- WORK REQUIRED -
Write out the material exactly, with the pictures left out.

- Data records -

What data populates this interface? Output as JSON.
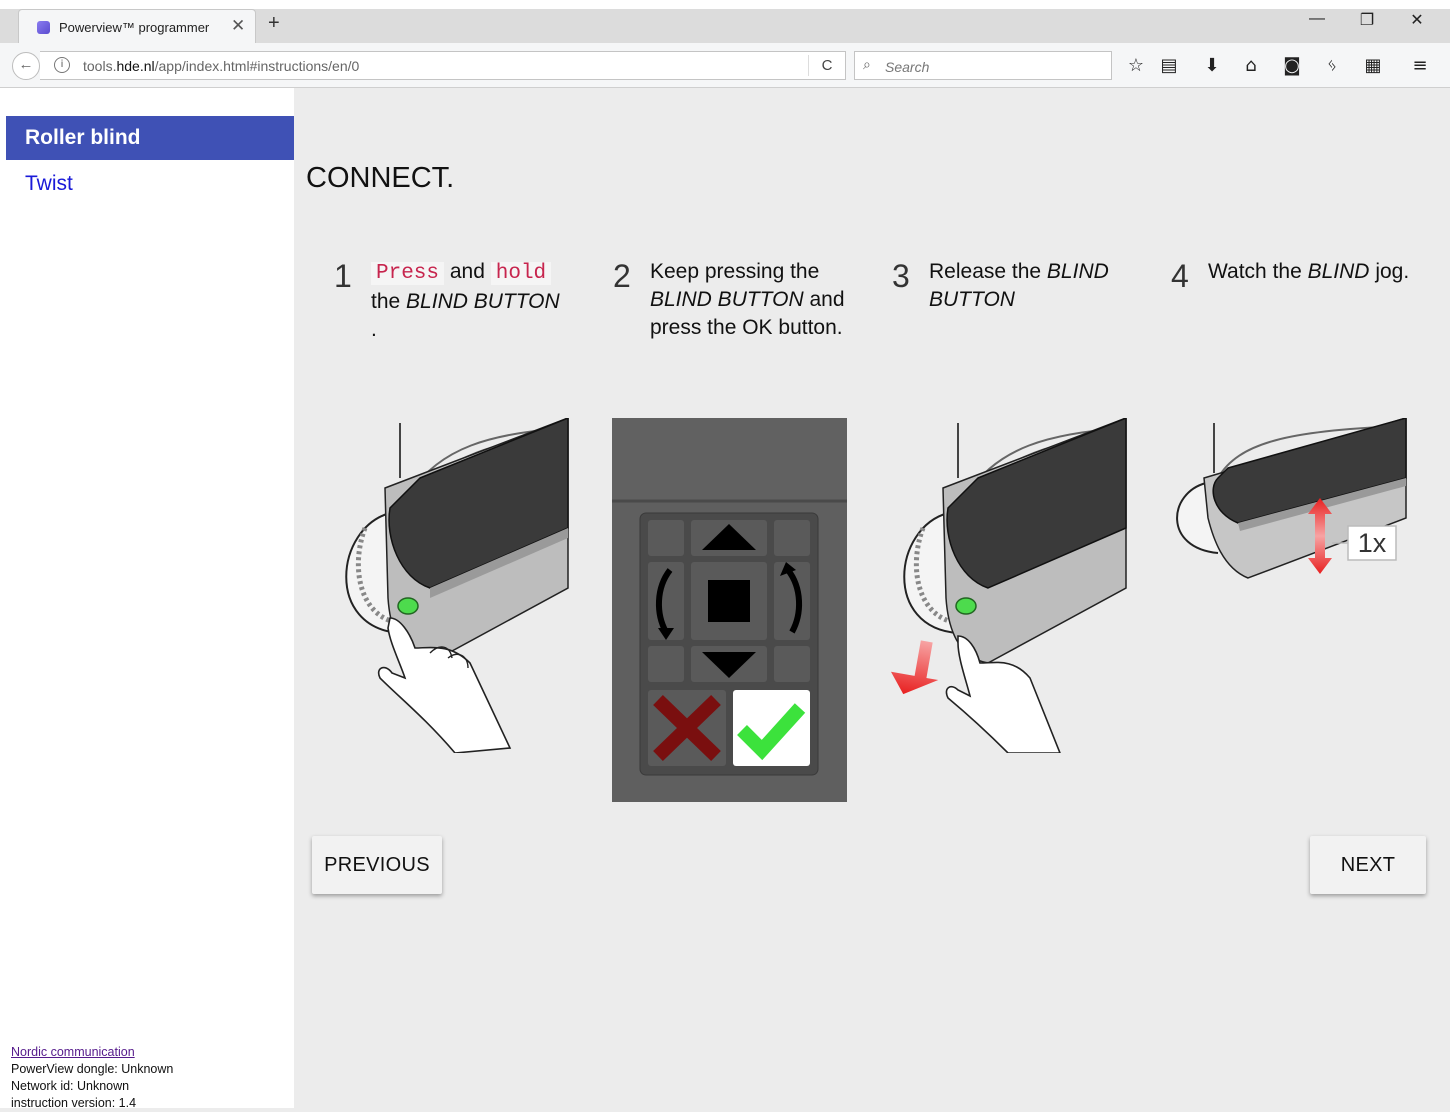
{
  "browser": {
    "tab_title": "Powerview™ programmer",
    "tab_close": "✕",
    "new_tab": "+",
    "win_minimize": "—",
    "win_restore": "❐",
    "win_close": "✕",
    "back": "←",
    "url_prefix": "tools.",
    "url_domain": "hde.nl",
    "url_path": "/app/index.html#instructions/en/0",
    "reload": "C",
    "search_placeholder": "Search",
    "toolbar_icons": [
      "star-icon",
      "reading-list-icon",
      "download-icon",
      "home-icon",
      "pocket-icon",
      "extension-icon",
      "qr-code-icon",
      "menu-icon"
    ]
  },
  "sidebar": {
    "items": [
      {
        "label": "Roller blind",
        "active": true
      },
      {
        "label": "Twist",
        "active": false
      }
    ],
    "status": {
      "link": "Nordic communication",
      "dongle": "PowerView dongle: Unknown",
      "network": "Network id: Unknown",
      "version": "instruction version: 1.4"
    }
  },
  "main": {
    "heading": "CONNECT.",
    "steps": [
      {
        "num": "1",
        "code1": "Press",
        "t1": "and",
        "code2": "hold",
        "t2": "the",
        "em": "BLIND BUTTON",
        "t3": "."
      },
      {
        "num": "2",
        "t1": "Keep pressing the",
        "em": "BLIND BUTTON",
        "t2": "and press the OK button."
      },
      {
        "num": "3",
        "t1": "Release the",
        "em": "BLIND BUTTON"
      },
      {
        "num": "4",
        "t1": "Watch the",
        "em": "BLIND",
        "t2": "jog."
      }
    ],
    "jog_label": "1x",
    "prev_label": "PREVIOUS",
    "next_label": "NEXT"
  },
  "colors": {
    "accent": "#3f51b5",
    "link": "#1a1ad8",
    "code": "#c7254e",
    "green": "#3ce23c",
    "red": "#7a0f0f"
  }
}
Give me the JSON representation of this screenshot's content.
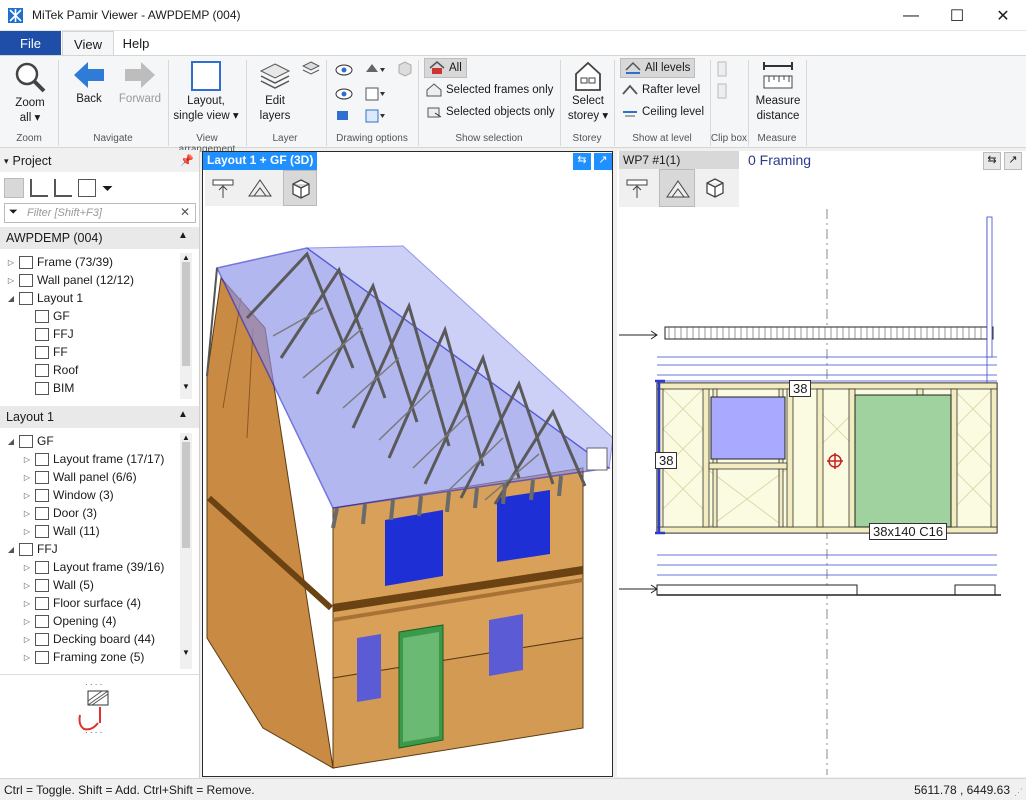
{
  "window": {
    "title": "MiTek Pamir Viewer - AWPDEMP (004)",
    "minimize": "—",
    "maximize": "☐",
    "close": "✕"
  },
  "tabs": {
    "file": "File",
    "view": "View",
    "help": "Help"
  },
  "ribbon": {
    "zoom": {
      "label": "Zoom all ▾",
      "group": "Zoom"
    },
    "back": "Back",
    "forward": "Forward",
    "navigate_group": "Navigate",
    "layout": {
      "label": "Layout, single view ▾",
      "group": "View arrangement"
    },
    "edit_layers": "Edit layers",
    "layer_group": "Layer",
    "drawing_group": "Drawing options",
    "all": "All",
    "selected_frames": "Selected frames only",
    "selected_objects": "Selected objects only",
    "selection_group": "Show selection",
    "select_storey": "Select storey ▾",
    "storey_group": "Storey",
    "all_levels": "All levels",
    "rafter_level": "Rafter level",
    "ceiling_level": "Ceiling level",
    "level_group": "Show at level",
    "clipbox_group": "Clip box",
    "measure": "Measure distance",
    "measure_group": "Measure"
  },
  "left": {
    "project_title": "Project",
    "filter_placeholder": "Filter [Shift+F3]",
    "section1": "AWPDEMP (004)",
    "tree1": [
      {
        "label": "Frame (73/39)",
        "exp": "▷",
        "indent": 0
      },
      {
        "label": "Wall panel (12/12)",
        "exp": "▷",
        "indent": 0
      },
      {
        "label": "Layout 1",
        "exp": "◢",
        "indent": 0
      },
      {
        "label": "GF",
        "exp": "",
        "indent": 1
      },
      {
        "label": "FFJ",
        "exp": "",
        "indent": 1
      },
      {
        "label": "FF",
        "exp": "",
        "indent": 1
      },
      {
        "label": "Roof",
        "exp": "",
        "indent": 1
      },
      {
        "label": "BIM",
        "exp": "",
        "indent": 1
      }
    ],
    "section2": "Layout 1",
    "tree2": [
      {
        "label": "GF",
        "exp": "◢",
        "indent": 0
      },
      {
        "label": "Layout frame (17/17)",
        "exp": "▷",
        "indent": 1
      },
      {
        "label": "Wall panel (6/6)",
        "exp": "▷",
        "indent": 1
      },
      {
        "label": "Window (3)",
        "exp": "▷",
        "indent": 1
      },
      {
        "label": "Door (3)",
        "exp": "▷",
        "indent": 1
      },
      {
        "label": "Wall (11)",
        "exp": "▷",
        "indent": 1
      },
      {
        "label": "FFJ",
        "exp": "◢",
        "indent": 0
      },
      {
        "label": "Layout frame (39/16)",
        "exp": "▷",
        "indent": 1
      },
      {
        "label": "Wall (5)",
        "exp": "▷",
        "indent": 1
      },
      {
        "label": "Floor surface (4)",
        "exp": "▷",
        "indent": 1
      },
      {
        "label": "Opening (4)",
        "exp": "▷",
        "indent": 1
      },
      {
        "label": "Decking board (44)",
        "exp": "▷",
        "indent": 1
      },
      {
        "label": "Framing zone (5)",
        "exp": "▷",
        "indent": 1
      }
    ]
  },
  "view3d": {
    "title": "Layout 1 + GF (3D)"
  },
  "view2d": {
    "tab": "WP7 #1(1)",
    "title": "0 Framing",
    "tag1": "38",
    "tag2": "38",
    "tag3": "38x140 C16"
  },
  "status": {
    "hint": "Ctrl = Toggle. Shift = Add.  Ctrl+Shift = Remove.",
    "coords": "5611.78 , 6449.63"
  },
  "colors": {
    "accent": "#1e4ea8",
    "viewport_title": "#1e90ff",
    "plywood": "#d9a05a",
    "glazing": "#1f2fd6"
  }
}
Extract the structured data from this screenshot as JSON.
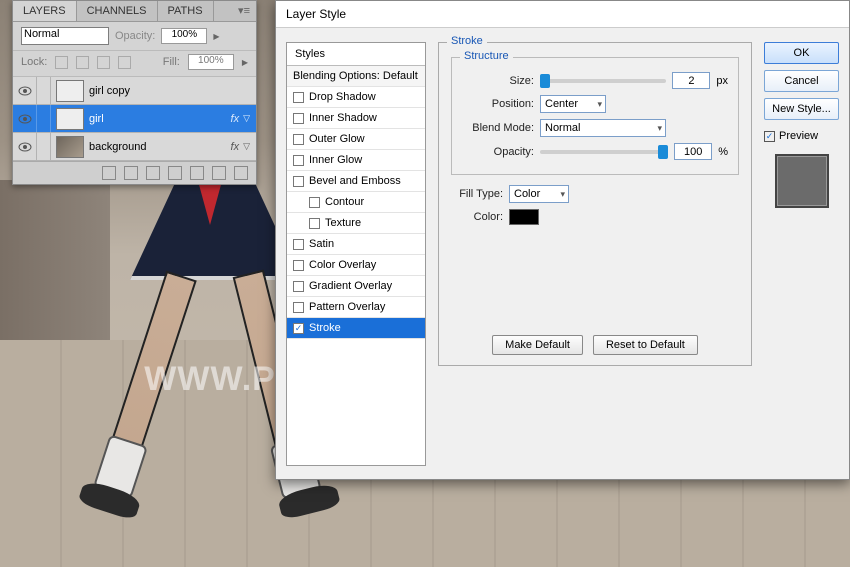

- EXPECTED OUTPUT -
What data populates this interface? Output as JSON.
{
  "browser": {
    "tab_title": "Powerview™ programmer",
    "tab_close": "✕",
    "new_tab": "+",
    "win_minimize": "—",
    "win_restore": "❐",
    "win_close": "✕",
    "back": "←",
    "url_prefix": "tools.",
    "url_domain": "hde.nl",
    "url_path": "/app/index.html#instructions/en/0",
    "reload": "C",
    "search_placeholder": "Search",
    "toolbar_icons": [
      "star-icon",
      "reading-list-icon",
      "download-icon",
      "home-icon",
      "pocket-icon",
      "extension-icon",
      "qr-code-icon",
      "menu-icon"
    ]
  },
  "sidebar": {
    "items": [
      {
        "label": "Roller blind",
        "active": true
      },
      {
        "label": "Twist",
        "active": false
      }
    ],
    "status": {
      "link": "Nordic communication",
      "dongle": "PowerView dongle: Unknown",
      "network": "Network id: Unknown",
      "version": "instruction version: 1.4"
    }
  },
  "main": {
    "heading": "CONNECT.",
    "steps": [
      {
        "num": "1",
        "code1": "Press",
        "t1": "and",
        "code2": "hold",
        "t2": "the",
        "em": "BLIND BUTTON",
        "t3": "."
      },
      {
        "num": "2",
        "t1": "Keep pressing the",
        "em": "BLIND BUTTON",
        "t2": "and press the OK button."
      },
      {
        "num": "3",
        "t1": "Release the",
        "em": "BLIND BUTTON"
      },
      {
        "num": "4",
        "t1": "Watch the",
        "em": "BLIND",
        "t2": "jog."
      }
    ],
    "jog_label": "1x",
    "prev_label": "PREVIOUS",
    "next_label": "NEXT"
  },
  "colors": {
    "accent": "#3f51b5",
    "link": "#1a1ad8",
    "code": "#c7254e",
    "green": "#3ce23c",
    "red": "#7a0f0f"
  }
}
Give me the JSON representation of this screenshot's content.
{
  "window": {
    "title": "MiTek Pamir Viewer - AWPDEMP (004)",
    "minimize": "—",
    "maximize": "☐",
    "close": "✕"
  },
  "tabs": {
    "file": "File",
    "view": "View",
    "help": "Help"
  },
  "ribbon": {
    "zoom": {
      "label": "Zoom all ▾",
      "group": "Zoom"
    },
    "back": "Back",
    "forward": "Forward",
    "navigate_group": "Navigate",
    "layout": {
      "label": "Layout, single view ▾",
      "group": "View arrangement"
    },
    "edit_layers": "Edit layers",
    "layer_group": "Layer",
    "drawing_group": "Drawing options",
    "all": "All",
    "selected_frames": "Selected frames only",
    "selected_objects": "Selected objects only",
    "selection_group": "Show selection",
    "select_storey": "Select storey ▾",
    "storey_group": "Storey",
    "all_levels": "All levels",
    "rafter_level": "Rafter level",
    "ceiling_level": "Ceiling level",
    "level_group": "Show at level",
    "clipbox_group": "Clip box",
    "measure": "Measure distance",
    "measure_group": "Measure"
  },
  "left": {
    "project_title": "Project",
    "filter_placeholder": "Filter [Shift+F3]",
    "section1": "AWPDEMP (004)",
    "tree1": [
      {
        "label": "Frame (73/39)",
        "exp": "▷",
        "indent": 0
      },
      {
        "label": "Wall panel (12/12)",
        "exp": "▷",
        "indent": 0
      },
      {
        "label": "Layout 1",
        "exp": "◢",
        "indent": 0
      },
      {
        "label": "GF",
        "exp": "",
        "indent": 1
      },
      {
        "label": "FFJ",
        "exp": "",
        "indent": 1
      },
      {
        "label": "FF",
        "exp": "",
        "indent": 1
      },
      {
        "label": "Roof",
        "exp": "",
        "indent": 1
      },
      {
        "label": "BIM",
        "exp": "",
        "indent": 1
      }
    ],
    "section2": "Layout 1",
    "tree2": [
      {
        "label": "GF",
        "exp": "◢",
        "indent": 0
      },
      {
        "label": "Layout frame (17/17)",
        "exp": "▷",
        "indent": 1
      },
      {
        "label": "Wall panel (6/6)",
        "exp": "▷",
        "indent": 1
      },
      {
        "label": "Window (3)",
        "exp": "▷",
        "indent": 1
      },
      {
        "label": "Door (3)",
        "exp": "▷",
        "indent": 1
      },
      {
        "label": "Wall (11)",
        "exp": "▷",
        "indent": 1
      },
      {
        "label": "FFJ",
        "exp": "◢",
        "indent": 0
      },
      {
        "label": "Layout frame (39/16)",
        "exp": "▷",
        "indent": 1
      },
      {
        "label": "Wall (5)",
        "exp": "▷",
        "indent": 1
      },
      {
        "label": "Floor surface (4)",
        "exp": "▷",
        "indent": 1
      },
      {
        "label": "Opening (4)",
        "exp": "▷",
        "indent": 1
      },
      {
        "label": "Decking board (44)",
        "exp": "▷",
        "indent": 1
      },
      {
        "label": "Framing zone (5)",
        "exp": "▷",
        "indent": 1
      }
    ]
  },
  "view3d": {
    "title": "Layout 1 + GF (3D)"
  },
  "view2d": {
    "tab": "WP7 #1(1)",
    "title": "0 Framing",
    "tag1": "38",
    "tag2": "38",
    "tag3": "38x140 C16"
  },
  "status": {
    "hint": "Ctrl = Toggle. Shift = Add.  Ctrl+Shift = Remove.",
    "coords": "5611.78 , 6449.63"
  },
  "colors": {
    "accent": "#1e4ea8",
    "viewport_title": "#1e90ff",
    "plywood": "#d9a05a",
    "glazing": "#1f2fd6"
  }
}
Extract the structured data from this screenshot as JSON.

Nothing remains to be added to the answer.